* [WHAT THE TASK REQUIRES]: From the listing below, pull each line that includes "JSON".

* [LISTED ENTRIES]:
◇ ◇ ◇ ◇

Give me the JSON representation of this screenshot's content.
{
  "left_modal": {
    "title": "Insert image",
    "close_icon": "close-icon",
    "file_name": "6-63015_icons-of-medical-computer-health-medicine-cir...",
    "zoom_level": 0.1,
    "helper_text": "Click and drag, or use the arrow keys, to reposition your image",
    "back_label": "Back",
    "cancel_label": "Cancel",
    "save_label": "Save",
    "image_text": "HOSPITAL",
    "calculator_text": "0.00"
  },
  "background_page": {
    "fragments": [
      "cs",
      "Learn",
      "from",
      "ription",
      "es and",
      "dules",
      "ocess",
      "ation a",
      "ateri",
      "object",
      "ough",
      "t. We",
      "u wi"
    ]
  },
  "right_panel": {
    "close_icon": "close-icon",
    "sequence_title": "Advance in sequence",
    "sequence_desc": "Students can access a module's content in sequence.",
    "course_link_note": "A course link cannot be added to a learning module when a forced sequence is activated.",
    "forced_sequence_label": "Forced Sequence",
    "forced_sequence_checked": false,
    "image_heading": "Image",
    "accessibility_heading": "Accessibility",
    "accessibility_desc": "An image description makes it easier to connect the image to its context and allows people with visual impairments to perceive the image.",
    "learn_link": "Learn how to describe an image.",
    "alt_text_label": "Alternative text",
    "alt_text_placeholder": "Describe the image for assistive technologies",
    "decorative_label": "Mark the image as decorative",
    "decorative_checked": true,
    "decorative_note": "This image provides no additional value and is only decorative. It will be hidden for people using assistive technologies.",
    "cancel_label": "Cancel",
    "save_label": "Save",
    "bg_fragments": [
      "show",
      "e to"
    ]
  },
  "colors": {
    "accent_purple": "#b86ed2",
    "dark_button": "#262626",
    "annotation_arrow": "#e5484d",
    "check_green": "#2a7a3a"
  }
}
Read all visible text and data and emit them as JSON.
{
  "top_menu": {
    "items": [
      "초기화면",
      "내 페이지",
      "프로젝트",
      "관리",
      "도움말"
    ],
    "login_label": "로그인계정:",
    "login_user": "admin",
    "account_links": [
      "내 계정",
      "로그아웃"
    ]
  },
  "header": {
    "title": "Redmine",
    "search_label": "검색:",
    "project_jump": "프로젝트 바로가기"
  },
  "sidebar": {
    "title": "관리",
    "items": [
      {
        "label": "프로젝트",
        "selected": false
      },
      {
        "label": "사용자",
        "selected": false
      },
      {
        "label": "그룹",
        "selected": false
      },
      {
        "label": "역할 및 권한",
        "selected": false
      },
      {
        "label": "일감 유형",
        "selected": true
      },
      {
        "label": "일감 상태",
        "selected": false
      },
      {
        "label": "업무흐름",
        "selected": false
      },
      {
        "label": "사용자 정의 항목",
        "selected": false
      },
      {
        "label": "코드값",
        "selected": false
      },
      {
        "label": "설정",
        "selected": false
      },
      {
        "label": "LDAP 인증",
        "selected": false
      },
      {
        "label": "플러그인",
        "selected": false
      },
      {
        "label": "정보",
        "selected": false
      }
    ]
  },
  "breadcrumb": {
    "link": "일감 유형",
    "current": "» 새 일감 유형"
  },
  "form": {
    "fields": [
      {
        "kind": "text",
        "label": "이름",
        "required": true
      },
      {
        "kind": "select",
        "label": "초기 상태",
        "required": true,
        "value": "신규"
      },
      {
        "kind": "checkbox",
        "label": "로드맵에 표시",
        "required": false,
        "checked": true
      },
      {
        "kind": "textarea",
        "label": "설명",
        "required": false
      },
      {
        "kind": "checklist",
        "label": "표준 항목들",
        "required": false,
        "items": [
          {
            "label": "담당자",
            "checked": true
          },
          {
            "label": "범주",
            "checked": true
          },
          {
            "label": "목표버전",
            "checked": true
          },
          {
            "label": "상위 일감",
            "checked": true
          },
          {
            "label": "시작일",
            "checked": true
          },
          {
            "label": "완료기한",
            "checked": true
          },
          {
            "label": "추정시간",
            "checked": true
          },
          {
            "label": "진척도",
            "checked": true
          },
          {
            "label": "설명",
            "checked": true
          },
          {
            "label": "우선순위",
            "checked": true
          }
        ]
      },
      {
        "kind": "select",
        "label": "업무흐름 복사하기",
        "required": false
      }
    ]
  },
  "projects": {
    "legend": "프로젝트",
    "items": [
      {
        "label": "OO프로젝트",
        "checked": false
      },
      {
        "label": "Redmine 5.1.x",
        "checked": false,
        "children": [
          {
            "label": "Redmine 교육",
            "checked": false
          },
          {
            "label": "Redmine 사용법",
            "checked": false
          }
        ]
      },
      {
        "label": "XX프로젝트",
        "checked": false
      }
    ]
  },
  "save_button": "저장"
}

◇ ◇ ◇ ◇

* [COMPLETE ANSWER]:
Give me the JSON representation of this screenshot's content.
Read all visible text and data and emit them as JSON.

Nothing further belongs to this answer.